* Problem to solve:
Find every line in the records below that holds the word "image", and copy it out.
## Begin Record extracts
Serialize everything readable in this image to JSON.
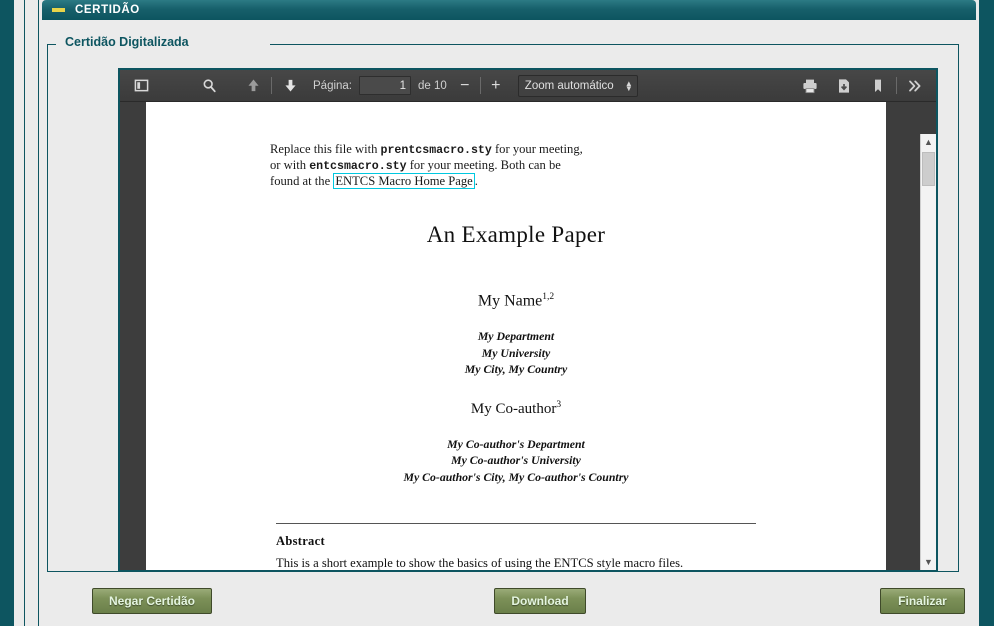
{
  "section": {
    "title": "CERTIDÃO",
    "collapse_icon": "minus-icon"
  },
  "fieldset": {
    "legend": "Certidão Digitalizada"
  },
  "pdf_toolbar": {
    "sidebar_icon": "sidebar-toggle-icon",
    "search_icon": "search-icon",
    "prev_page_icon": "arrow-up-icon",
    "next_page_icon": "arrow-down-icon",
    "page_label": "Página:",
    "page_value": "1",
    "page_total": "de 10",
    "zoom_out": "−",
    "zoom_in": "+",
    "zoom_select_value": "Zoom automático",
    "print_icon": "print-icon",
    "download_icon": "download-icon",
    "bookmark_icon": "bookmark-icon",
    "more_tools_icon": "double-chevron-right-icon"
  },
  "scrollbar": {
    "up_arrow": "▲",
    "down_arrow": "▼"
  },
  "document": {
    "notice_line1_a": "Replace this file with ",
    "notice_line1_mono": "prentcsmacro.sty",
    "notice_line1_b": " for your meeting,",
    "notice_line2_a": "or with ",
    "notice_line2_mono": "entcsmacro.sty",
    "notice_line2_b": " for your meeting. Both can be",
    "notice_line3_a": "found at the ",
    "notice_link": "ENTCS Macro Home Page",
    "notice_line3_b": ".",
    "title": "An Example Paper",
    "author": "My Name",
    "author_sup": "1,2",
    "affiliation": [
      "My Department",
      "My University",
      "My City, My Country"
    ],
    "coauthor": "My Co-author",
    "coauthor_sup": "3",
    "coauthor_affiliation": [
      "My Co-author's Department",
      "My Co-author's University",
      "My Co-author's City, My Co-author's Country"
    ],
    "abstract_heading": "Abstract",
    "abstract_body": "This is a short example to show the basics of using the ENTCS style macro files."
  },
  "buttons": {
    "negar": "Negar Certidão",
    "download": "Download",
    "finalizar": "Finalizar"
  },
  "colors": {
    "teal": "#0d5560",
    "teal_light": "#2c7a84",
    "panel_bg": "#ebebeb",
    "button_green": "#7d9159",
    "toolbar_dark": "#3b3b3b",
    "accent_yellow": "#e8d44a",
    "link_highlight": "#00c8e0"
  }
}
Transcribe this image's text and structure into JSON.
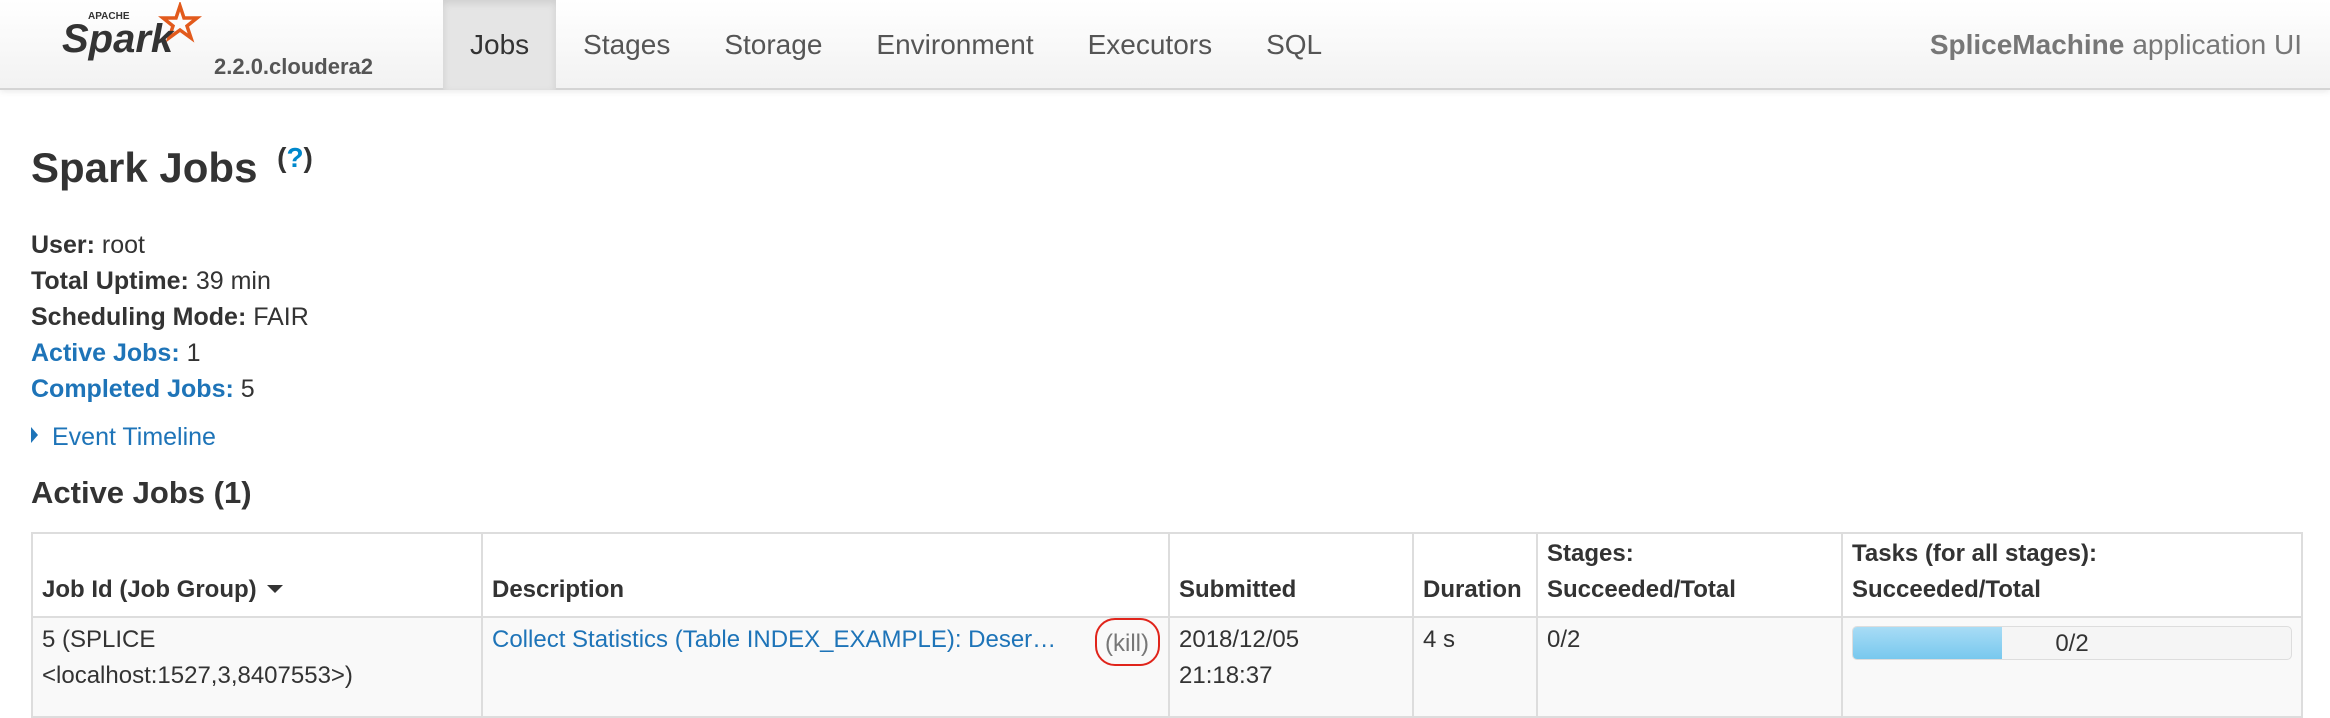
{
  "navbar": {
    "brand_small": "APACHE",
    "brand_name": "Spark",
    "version": "2.2.0.cloudera2",
    "tabs": [
      {
        "label": "Jobs",
        "active": true
      },
      {
        "label": "Stages"
      },
      {
        "label": "Storage"
      },
      {
        "label": "Environment"
      },
      {
        "label": "Executors"
      },
      {
        "label": "SQL"
      }
    ],
    "app_name_bold": "SpliceMachine",
    "app_name_rest": "application UI"
  },
  "page": {
    "title": "Spark Jobs",
    "help": "?"
  },
  "summary": {
    "user_label": "User:",
    "user_value": "root",
    "uptime_label": "Total Uptime:",
    "uptime_value": "39 min",
    "mode_label": "Scheduling Mode:",
    "mode_value": "FAIR",
    "active_label": "Active Jobs:",
    "active_value": "1",
    "completed_label": "Completed Jobs:",
    "completed_value": "5"
  },
  "timeline": {
    "label": "Event Timeline"
  },
  "active_jobs": {
    "title": "Active Jobs (1)",
    "columns": {
      "job_id": "Job Id (Job Group)",
      "description": "Description",
      "submitted": "Submitted",
      "duration": "Duration",
      "stages_line1": "Stages:",
      "stages_line2": "Succeeded/Total",
      "tasks_line1": "Tasks (for all stages):",
      "tasks_line2": "Succeeded/Total"
    },
    "rows": [
      {
        "job_id_line1": "5 (SPLICE",
        "job_id_line2": "<localhost:1527,3,8407553>)",
        "description": "Collect Statistics (Table INDEX_EXAMPLE): Deser…",
        "kill": "(kill)",
        "submitted_date": "2018/12/05",
        "submitted_time": "21:18:37",
        "duration": "4 s",
        "stages": "0/2",
        "tasks": "0/2",
        "tasks_progress_fraction": 0.34
      }
    ]
  },
  "colors": {
    "link": "#1e74b8",
    "kill_highlight": "#e0241b",
    "progress_fill": "#78c8ee",
    "spark_orange": "#e25a1c"
  }
}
## End Record extracts
* Complete answer:
Serialize everything readable in this image to JSON.
Transcribe this image's text and structure into JSON.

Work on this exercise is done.